바이오센서 막의 제조 방법에 있어서, 산화환원 효소에 대해 전기화학 활성화 변형을 수행한 후, 화학 교결제(binder)를 사용하여 교결 처리하고, 전극 표면에 코팅하고, 즉 바이오센서 막을 형성하고, 여기에서, 화학 교결제는 글루타르알데히드 또는 폴리에틸렌글리콜디글리시딜에테르이다. 제공되는 제조 방법 또는 제조 방법이 제조한 바이오센서 막 및 모니터링 장치는, 안정적이고 내구성이 좋고, 복수 회 검출할 수 있고, 특히 생체 모니터링 장치의 바이오센서 막에 적합하다.

Description

바이오센서 막의 제조 방법, 바이오센서 막 및 감시 장치
본원은 검출 설비 기술분야에 관한 것으로, 특히 바이오센서 막의 제조 방법, 바이오센서 막 및 모니터링 장치에 관한 것이다.

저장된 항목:
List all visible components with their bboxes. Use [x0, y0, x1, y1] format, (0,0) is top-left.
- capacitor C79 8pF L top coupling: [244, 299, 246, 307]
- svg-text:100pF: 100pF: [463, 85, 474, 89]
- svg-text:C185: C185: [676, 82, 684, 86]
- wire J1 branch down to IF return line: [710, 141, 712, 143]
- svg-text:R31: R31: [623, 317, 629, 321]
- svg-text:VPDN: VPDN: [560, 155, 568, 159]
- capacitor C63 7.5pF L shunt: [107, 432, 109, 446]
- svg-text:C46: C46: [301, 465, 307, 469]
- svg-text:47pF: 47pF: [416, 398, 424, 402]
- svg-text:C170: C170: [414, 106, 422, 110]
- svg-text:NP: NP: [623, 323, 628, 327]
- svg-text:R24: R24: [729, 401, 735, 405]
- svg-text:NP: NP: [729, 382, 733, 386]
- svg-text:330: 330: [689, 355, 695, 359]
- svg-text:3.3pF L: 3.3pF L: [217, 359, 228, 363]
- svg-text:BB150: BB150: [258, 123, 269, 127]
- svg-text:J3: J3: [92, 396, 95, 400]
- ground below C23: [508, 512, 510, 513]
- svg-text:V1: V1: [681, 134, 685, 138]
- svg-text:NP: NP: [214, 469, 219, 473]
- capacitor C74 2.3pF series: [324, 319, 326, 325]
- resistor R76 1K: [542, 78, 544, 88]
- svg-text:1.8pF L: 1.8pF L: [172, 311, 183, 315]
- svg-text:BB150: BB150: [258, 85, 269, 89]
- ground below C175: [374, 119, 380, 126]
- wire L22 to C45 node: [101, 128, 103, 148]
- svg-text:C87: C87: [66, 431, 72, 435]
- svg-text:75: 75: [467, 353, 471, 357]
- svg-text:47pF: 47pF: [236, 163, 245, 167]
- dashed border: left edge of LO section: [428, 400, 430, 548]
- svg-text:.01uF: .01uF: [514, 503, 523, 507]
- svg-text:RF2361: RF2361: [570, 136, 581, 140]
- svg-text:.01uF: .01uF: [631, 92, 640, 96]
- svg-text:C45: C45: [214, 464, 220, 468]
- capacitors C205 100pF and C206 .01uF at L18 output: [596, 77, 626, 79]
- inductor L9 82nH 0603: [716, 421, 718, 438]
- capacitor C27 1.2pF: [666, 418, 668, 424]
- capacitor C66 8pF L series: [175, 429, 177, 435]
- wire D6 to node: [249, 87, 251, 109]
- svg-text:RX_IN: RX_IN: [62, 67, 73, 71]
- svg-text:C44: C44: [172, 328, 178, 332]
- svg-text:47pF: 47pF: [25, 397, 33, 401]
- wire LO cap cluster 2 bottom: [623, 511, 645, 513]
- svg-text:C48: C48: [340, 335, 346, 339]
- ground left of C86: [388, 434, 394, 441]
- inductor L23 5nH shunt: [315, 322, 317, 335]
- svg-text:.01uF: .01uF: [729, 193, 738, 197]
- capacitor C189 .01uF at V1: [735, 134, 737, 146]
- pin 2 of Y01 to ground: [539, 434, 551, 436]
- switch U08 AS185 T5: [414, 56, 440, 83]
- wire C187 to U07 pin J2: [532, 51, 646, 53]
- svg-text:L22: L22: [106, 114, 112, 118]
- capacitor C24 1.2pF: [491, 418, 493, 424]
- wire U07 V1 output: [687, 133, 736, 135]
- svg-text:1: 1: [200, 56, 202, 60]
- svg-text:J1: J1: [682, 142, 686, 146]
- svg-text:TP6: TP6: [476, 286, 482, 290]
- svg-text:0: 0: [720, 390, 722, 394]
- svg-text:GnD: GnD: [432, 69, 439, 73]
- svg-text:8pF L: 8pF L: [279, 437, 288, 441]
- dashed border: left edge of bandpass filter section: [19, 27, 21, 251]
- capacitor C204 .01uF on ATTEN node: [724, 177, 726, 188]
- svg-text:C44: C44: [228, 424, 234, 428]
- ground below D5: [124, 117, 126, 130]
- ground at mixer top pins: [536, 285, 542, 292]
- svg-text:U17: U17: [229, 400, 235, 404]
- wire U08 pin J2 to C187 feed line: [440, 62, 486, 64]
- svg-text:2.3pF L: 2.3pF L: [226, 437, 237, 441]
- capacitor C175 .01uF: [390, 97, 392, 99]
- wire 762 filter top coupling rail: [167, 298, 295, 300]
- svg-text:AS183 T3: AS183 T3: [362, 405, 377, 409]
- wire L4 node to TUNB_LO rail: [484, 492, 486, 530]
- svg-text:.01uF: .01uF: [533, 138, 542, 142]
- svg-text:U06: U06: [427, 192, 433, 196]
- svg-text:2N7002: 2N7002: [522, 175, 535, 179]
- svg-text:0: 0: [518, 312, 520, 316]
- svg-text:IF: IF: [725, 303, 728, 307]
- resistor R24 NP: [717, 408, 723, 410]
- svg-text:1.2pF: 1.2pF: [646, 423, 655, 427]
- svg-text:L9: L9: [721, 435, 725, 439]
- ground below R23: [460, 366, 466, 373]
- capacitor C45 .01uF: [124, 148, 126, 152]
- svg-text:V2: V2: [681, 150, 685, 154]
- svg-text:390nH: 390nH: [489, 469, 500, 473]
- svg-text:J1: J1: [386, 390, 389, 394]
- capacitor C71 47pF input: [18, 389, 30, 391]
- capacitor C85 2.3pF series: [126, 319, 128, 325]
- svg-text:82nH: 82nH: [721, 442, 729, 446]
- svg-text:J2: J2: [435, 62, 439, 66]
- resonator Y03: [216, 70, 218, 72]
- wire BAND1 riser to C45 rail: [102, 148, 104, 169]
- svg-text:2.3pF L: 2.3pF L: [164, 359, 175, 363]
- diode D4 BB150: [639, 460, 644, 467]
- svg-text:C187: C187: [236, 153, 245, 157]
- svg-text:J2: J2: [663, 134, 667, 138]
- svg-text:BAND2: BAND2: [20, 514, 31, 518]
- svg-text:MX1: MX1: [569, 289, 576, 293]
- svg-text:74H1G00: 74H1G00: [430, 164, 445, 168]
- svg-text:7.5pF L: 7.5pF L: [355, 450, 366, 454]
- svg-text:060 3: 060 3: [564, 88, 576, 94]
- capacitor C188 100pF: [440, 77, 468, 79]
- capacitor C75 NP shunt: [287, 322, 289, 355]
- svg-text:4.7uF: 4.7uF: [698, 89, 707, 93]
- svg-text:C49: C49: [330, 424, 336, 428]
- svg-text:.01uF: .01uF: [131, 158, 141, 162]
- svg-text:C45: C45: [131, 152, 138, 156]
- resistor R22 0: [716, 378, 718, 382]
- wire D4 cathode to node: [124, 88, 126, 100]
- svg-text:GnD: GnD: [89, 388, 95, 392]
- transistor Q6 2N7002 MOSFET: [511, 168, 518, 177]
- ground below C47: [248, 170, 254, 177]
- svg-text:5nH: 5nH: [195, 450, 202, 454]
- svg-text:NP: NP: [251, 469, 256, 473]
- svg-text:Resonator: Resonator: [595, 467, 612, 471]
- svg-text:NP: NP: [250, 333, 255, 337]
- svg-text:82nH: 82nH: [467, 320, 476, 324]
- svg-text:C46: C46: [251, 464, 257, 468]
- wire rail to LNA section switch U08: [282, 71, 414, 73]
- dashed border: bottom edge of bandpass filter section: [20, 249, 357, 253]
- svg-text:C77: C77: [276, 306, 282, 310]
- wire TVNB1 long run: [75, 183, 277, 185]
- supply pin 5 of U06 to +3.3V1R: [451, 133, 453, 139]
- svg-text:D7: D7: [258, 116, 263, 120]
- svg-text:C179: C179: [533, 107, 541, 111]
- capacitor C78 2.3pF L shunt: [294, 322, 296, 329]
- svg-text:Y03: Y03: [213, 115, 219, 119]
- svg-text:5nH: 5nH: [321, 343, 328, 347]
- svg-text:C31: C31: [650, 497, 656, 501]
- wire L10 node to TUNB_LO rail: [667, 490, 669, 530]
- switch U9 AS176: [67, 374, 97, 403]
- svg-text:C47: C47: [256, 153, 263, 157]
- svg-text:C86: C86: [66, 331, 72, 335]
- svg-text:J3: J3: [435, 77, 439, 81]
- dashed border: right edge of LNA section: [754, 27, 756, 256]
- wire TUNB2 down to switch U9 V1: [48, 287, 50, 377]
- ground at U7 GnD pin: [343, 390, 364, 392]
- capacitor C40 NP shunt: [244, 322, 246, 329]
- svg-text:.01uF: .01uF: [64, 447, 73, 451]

(수행할 작업): 바이오센서 막 문서에서 "바이오센서 막의 제조 방법에"부터 "장치에 관한 것이다."까지의 부분을 다시 쓰되, "글루타르알데히드"를 "포름알데히드"(으)로 바꾸어 쓰세요.

(연습 문제 해답):
바이오센서 막의 제조 방법에 있어서, 산화환원 효소에 대해 전기화학 활성화 변형을 수행한 후, 화학 교결제(binder)를 사용하여 교결 처리하고, 전극 표면에 코팅하고, 즉 바이오센서 막을 형성하고, 여기에서, 화학 교결제는 포름알데히드 또는 폴리에틸렌글리콜디글리시딜에테르이다. 제공되는 제조 방법 또는 제조 방법이 제조한 바이오센서 막 및 모니터링 장치는, 안정적이고 내구성이 좋고, 복수 회 검출할 수 있고, 특히 생체 모니터링 장치의 바이오센서 막에 적합하다.

Description

바이오센서 막의 제조 방법, 바이오센서 막 및 감시 장치
본원은 검출 설비 기술분야에 관한 것으로, 특히 바이오센서 막의 제조 방법, 바이오센서 막 및 모니터링 장치에 관한 것이다.